START Given entries

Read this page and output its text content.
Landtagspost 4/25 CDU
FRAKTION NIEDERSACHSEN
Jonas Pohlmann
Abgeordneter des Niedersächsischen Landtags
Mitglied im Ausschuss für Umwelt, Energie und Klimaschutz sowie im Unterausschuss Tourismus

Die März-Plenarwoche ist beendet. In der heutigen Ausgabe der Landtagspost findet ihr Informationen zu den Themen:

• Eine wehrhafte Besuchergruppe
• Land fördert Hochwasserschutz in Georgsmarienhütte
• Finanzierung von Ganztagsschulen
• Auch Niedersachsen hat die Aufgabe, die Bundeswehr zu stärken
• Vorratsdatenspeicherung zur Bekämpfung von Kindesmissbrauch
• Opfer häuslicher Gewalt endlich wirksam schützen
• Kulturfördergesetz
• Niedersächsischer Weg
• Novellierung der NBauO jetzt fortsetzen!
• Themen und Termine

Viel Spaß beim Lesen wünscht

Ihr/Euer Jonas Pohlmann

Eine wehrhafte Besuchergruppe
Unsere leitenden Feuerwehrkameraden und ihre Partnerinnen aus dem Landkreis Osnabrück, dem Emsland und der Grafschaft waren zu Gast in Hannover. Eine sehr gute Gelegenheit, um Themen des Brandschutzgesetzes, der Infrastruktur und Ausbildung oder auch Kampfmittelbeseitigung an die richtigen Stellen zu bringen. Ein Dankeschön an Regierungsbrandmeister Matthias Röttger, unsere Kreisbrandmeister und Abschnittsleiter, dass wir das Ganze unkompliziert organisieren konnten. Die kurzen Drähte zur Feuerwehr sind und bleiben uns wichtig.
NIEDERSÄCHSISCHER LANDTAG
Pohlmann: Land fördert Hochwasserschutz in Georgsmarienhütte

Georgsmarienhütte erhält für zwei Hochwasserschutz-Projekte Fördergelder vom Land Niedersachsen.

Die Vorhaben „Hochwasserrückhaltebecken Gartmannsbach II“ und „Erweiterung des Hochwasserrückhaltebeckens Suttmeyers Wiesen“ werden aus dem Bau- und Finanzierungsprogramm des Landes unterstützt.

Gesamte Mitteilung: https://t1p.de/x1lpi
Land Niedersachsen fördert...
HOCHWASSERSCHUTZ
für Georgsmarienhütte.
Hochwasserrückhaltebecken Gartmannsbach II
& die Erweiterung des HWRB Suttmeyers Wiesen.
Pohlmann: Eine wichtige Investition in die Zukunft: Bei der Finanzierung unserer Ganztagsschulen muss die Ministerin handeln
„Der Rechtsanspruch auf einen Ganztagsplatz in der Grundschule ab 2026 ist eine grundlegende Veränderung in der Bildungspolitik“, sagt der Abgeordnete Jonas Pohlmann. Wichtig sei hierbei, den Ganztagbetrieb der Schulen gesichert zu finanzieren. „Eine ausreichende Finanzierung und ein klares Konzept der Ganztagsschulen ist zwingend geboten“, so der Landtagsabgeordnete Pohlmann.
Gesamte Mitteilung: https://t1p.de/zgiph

END Given entries

List each line of the records that holds the string "Erweiterung".

Die Vorhaben „Hochwasserrückhaltebecken Gartmannsbach II“ und „Erweiterung des Hochwasserrückhaltebeckens Suttmeyers Wiesen“ werden aus dem Bau- und Finanzierungsprogramm des Landes unterstützt.
& die Erweiterung des HWRB Suttmeyers Wiesen.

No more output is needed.